Aim: Reproduce the entire listing word for word.
— START Dataset —
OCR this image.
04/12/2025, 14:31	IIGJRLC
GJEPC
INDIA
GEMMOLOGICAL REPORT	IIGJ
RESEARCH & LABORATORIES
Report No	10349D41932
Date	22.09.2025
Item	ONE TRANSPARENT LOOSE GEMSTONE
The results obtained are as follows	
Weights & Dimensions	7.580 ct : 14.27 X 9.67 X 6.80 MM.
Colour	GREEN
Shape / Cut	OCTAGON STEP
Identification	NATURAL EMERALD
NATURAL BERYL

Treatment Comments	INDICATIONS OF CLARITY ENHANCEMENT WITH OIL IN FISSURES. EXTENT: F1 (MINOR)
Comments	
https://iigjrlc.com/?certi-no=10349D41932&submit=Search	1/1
— END Dataset —
Correct response:
OCR this image.
04/12/2025, 14:31	IIGJRLC
GJEPC
INDIA
GEMMOLOGICAL REPORT	IIGJ
RESEARCH & LABORATORIES
Report No	10349D41932
Date	22.09.2025
Item	ONE TRANSPARENT LOOSE GEMSTONE
The results obtained are as follows	
Weights & Dimensions	7.580 ct : 14.27 X 9.67 X 6.80 MM.
Colour	GREEN
Shape / Cut	OCTAGON STEP
Identification	NATURAL EMERALD
NATURAL BERYL

Treatment Comments	INDICATIONS OF CLARITY ENHANCEMENT WITH OIL IN FISSURES. EXTENT: F1 (MINOR)
Comments	
https://iigjrlc.com/?certi-no=10349D41932&submit=Search	1/1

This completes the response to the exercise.